AIM OF THE EXERCISE: Your task is to gather the lines below that hold the string "text".

[Saved data entries]
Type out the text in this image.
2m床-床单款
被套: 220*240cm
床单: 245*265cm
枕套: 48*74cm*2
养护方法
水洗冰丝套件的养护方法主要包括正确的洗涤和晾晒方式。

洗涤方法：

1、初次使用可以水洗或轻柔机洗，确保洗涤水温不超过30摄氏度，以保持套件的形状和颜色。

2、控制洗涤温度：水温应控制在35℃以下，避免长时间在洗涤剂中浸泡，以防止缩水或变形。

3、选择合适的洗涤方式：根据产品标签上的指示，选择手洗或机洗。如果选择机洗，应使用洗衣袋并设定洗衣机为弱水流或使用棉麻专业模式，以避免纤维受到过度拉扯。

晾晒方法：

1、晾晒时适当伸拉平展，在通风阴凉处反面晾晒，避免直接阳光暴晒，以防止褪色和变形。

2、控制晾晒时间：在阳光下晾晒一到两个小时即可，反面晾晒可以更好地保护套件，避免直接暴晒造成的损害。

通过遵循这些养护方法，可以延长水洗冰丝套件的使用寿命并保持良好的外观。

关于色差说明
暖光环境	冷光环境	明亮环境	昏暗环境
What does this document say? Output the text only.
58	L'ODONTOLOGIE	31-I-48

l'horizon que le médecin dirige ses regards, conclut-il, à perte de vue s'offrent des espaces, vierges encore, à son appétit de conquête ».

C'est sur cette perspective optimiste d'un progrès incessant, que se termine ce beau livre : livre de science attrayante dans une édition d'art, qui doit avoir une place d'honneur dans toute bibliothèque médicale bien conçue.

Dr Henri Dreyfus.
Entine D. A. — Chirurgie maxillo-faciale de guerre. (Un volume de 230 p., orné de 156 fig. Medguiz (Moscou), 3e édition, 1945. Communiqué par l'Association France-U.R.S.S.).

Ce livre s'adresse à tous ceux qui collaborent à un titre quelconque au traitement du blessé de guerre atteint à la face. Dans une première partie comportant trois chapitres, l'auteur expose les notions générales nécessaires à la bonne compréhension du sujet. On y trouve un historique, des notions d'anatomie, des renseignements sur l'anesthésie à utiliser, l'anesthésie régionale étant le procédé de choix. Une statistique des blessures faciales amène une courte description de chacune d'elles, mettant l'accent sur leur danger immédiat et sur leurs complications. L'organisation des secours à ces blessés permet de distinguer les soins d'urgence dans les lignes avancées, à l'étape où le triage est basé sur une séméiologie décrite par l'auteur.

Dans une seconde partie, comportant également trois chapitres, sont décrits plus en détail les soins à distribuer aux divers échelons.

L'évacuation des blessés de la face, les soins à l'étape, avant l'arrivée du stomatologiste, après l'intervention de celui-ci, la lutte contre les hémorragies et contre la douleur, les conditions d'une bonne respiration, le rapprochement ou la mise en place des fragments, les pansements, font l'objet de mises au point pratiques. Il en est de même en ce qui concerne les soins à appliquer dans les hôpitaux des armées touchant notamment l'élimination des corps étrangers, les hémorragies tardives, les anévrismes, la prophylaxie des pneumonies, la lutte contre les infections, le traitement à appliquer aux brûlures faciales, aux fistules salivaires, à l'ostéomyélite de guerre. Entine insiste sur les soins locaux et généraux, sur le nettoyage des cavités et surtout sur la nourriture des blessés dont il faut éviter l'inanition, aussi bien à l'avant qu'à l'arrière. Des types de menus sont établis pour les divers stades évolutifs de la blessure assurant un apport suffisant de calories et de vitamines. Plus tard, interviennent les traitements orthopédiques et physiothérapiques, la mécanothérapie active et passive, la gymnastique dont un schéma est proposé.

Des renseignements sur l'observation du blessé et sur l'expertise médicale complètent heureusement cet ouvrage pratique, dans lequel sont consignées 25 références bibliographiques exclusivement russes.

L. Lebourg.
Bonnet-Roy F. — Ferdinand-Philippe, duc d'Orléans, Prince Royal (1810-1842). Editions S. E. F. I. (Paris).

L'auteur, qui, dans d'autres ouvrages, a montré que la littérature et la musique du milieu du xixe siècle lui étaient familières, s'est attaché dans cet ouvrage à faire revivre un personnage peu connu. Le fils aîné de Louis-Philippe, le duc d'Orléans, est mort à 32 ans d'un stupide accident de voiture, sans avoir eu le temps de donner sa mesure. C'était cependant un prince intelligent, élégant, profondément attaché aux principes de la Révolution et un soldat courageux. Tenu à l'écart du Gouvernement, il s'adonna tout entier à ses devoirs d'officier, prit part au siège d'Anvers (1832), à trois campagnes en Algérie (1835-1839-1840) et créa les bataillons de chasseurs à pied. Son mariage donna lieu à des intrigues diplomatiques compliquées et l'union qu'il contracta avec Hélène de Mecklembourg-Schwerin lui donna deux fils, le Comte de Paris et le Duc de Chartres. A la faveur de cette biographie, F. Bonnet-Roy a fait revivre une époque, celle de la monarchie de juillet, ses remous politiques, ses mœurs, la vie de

TASK RESULT:
Type out the text in this image.
What does this document say? Output the text only.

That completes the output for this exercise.